Can you find the lines of the listing that include "grid" and copy every one?

** Start Data listing **

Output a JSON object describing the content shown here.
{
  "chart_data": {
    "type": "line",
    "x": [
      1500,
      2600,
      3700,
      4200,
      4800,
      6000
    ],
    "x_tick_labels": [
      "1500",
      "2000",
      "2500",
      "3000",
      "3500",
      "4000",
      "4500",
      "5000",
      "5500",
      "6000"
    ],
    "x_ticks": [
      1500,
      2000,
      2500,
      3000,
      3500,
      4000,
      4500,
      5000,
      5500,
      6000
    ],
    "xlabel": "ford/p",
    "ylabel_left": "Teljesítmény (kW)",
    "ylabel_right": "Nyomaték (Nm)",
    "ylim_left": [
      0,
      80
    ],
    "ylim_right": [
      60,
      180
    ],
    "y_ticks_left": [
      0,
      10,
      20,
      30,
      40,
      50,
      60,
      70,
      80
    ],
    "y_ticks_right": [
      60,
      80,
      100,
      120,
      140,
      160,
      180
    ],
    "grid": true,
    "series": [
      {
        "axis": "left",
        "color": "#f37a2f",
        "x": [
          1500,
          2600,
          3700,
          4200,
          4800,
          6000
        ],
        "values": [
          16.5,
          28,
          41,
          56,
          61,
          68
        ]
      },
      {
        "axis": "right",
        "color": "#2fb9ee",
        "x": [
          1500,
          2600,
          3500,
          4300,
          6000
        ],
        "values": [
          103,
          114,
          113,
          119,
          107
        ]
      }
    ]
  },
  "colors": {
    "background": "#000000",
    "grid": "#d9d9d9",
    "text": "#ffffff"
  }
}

** End Data listing **
** Start Data listing **

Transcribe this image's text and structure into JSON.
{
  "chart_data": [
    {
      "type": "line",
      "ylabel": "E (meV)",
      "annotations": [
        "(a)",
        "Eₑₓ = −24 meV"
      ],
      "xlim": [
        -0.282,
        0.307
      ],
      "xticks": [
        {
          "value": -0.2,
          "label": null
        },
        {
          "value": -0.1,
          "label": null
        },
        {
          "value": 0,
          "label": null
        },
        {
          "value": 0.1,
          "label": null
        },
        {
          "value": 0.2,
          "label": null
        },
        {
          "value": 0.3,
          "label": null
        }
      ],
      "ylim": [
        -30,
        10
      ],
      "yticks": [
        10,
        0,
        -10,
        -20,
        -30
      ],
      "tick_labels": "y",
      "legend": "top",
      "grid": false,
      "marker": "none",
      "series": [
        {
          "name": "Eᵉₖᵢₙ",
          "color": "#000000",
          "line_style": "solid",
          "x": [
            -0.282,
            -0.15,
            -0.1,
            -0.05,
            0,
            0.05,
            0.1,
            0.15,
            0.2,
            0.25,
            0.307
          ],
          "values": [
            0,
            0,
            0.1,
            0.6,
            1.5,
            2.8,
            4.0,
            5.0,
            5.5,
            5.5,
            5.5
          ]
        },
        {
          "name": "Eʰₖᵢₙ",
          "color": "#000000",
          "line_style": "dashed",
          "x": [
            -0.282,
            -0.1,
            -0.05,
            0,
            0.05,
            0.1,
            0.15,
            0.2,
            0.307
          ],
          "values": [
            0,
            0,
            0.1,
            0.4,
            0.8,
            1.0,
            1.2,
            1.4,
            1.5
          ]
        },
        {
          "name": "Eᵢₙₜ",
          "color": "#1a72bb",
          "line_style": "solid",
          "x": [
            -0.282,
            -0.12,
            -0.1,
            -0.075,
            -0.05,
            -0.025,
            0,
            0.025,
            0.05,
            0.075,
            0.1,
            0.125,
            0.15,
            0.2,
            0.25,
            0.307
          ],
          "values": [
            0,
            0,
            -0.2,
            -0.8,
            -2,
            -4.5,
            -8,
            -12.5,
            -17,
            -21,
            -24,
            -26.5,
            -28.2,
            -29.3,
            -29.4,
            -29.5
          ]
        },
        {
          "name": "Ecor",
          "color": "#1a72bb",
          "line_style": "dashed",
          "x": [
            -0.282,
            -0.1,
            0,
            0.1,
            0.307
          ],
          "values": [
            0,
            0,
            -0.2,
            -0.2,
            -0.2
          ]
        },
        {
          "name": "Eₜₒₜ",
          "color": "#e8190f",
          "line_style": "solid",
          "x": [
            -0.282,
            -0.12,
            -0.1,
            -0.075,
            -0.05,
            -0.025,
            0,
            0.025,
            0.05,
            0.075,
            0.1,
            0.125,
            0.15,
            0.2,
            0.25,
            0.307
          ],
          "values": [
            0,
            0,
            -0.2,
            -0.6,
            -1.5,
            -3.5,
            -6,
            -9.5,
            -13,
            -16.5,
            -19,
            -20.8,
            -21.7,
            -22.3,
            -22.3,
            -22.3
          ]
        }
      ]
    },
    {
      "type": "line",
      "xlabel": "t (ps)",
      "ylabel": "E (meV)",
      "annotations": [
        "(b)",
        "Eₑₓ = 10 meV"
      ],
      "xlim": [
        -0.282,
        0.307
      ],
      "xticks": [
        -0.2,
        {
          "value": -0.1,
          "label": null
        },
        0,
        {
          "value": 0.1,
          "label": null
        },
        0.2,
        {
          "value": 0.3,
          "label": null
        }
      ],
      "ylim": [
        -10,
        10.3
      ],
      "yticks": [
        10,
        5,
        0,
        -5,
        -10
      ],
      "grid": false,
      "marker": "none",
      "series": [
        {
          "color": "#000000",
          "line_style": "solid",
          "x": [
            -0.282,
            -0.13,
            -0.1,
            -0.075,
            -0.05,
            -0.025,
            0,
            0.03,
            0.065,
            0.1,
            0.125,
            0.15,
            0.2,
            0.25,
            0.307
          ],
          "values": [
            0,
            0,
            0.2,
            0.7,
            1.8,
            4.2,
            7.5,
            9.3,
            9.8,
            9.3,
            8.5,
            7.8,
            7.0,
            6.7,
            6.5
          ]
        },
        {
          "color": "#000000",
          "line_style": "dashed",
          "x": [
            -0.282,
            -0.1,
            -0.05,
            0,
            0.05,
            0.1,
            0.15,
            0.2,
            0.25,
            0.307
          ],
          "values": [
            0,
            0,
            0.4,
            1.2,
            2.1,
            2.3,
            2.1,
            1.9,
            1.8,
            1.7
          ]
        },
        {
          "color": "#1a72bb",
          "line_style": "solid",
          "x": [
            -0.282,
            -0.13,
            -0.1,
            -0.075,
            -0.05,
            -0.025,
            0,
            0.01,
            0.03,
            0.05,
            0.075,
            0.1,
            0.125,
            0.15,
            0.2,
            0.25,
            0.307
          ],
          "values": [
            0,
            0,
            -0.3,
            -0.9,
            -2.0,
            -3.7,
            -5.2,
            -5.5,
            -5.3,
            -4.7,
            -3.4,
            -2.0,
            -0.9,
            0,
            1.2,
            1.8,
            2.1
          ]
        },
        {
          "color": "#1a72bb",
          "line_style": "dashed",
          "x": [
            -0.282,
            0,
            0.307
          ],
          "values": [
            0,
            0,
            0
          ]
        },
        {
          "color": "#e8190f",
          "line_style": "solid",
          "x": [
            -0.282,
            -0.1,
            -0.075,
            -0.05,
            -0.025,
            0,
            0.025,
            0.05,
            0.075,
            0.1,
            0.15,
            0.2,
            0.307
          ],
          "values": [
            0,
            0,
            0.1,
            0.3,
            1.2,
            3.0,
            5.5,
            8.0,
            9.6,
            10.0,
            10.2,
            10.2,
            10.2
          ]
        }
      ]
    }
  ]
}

** End Data listing **

§ **Task result**:
    "grid": true,
    "grid": "#d9d9d9",
      "grid": false,
      "grid": false,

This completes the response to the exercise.